- Recorded information
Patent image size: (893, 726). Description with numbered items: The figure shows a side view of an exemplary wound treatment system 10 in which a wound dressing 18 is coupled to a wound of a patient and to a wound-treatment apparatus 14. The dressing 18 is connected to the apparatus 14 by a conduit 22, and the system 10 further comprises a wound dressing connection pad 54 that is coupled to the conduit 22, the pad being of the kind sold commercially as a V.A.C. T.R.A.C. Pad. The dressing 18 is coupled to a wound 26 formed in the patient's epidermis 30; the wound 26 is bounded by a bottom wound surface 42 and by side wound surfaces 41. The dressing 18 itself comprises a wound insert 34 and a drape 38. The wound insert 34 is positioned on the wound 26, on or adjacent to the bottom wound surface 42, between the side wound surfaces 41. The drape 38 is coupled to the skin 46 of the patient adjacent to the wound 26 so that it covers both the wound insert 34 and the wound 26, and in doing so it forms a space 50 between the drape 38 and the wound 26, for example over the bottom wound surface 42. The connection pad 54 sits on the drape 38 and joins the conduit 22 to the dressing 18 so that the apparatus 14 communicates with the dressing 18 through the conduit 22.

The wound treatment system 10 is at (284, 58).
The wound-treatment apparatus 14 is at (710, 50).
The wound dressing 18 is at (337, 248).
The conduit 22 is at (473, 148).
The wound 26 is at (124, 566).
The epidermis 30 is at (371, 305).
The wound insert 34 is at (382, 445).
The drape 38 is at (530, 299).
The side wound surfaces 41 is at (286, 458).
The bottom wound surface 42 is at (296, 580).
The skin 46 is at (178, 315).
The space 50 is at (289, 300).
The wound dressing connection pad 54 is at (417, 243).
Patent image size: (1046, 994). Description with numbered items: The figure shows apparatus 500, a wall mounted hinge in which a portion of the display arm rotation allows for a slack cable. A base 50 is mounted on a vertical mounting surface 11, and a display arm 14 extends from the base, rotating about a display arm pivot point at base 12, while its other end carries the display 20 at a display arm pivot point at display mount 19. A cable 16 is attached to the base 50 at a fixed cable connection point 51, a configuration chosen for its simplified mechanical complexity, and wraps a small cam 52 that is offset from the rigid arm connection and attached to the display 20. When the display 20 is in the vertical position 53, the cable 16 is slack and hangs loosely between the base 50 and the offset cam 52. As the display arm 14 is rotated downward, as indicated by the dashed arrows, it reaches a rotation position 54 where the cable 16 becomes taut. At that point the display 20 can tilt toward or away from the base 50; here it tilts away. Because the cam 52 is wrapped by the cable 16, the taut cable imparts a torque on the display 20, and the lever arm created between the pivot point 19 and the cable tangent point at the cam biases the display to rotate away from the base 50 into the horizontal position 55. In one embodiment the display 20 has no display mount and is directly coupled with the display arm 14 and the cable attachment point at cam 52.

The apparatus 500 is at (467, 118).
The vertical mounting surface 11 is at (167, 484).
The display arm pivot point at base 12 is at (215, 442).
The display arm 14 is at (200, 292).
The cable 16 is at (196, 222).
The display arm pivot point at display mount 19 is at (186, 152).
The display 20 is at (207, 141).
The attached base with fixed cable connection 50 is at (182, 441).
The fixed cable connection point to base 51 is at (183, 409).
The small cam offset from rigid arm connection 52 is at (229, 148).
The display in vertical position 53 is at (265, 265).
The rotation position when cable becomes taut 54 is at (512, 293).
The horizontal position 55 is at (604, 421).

- Problem description
List each line of the records above that contains the string "skin". Case counts.

- Answer below
Patent image size: (893, 726). Description with numbered items: The figure shows a side view of an exemplary wound treatment system 10 in which a wound dressing 18 is coupled to a wound of a patient and to a wound-treatment apparatus 14. The dressing 18 is connected to the apparatus 14 by a conduit 22, and the system 10 further comprises a wound dressing connection pad 54 that is coupled to the conduit 22, the pad being of the kind sold commercially as a V.A.C. T.R.A.C. Pad. The dressing 18 is coupled to a wound 26 formed in the patient's epidermis 30; the wound 26 is bounded by a bottom wound surface 42 and by side wound surfaces 41. The dressing 18 itself comprises a wound insert 34 and a drape 38. The wound insert 34 is positioned on the wound 26, on or adjacent to the bottom wound surface 42, between the side wound surfaces 41. The drape 38 is coupled to the skin 46 of the patient adjacent to the wound 26 so that it covers both the wound insert 34 and the wound 26, and in doing so it forms a space 50 between the drape 38 and the wound 26, for example over the bottom wound surface 42. The connection pad 54 sits on the drape 38 and joins the conduit 22 to the dressing 18 so that the apparatus 14 communicates with the dressing 18 through the conduit 22.
The skin 46 is at (178, 315).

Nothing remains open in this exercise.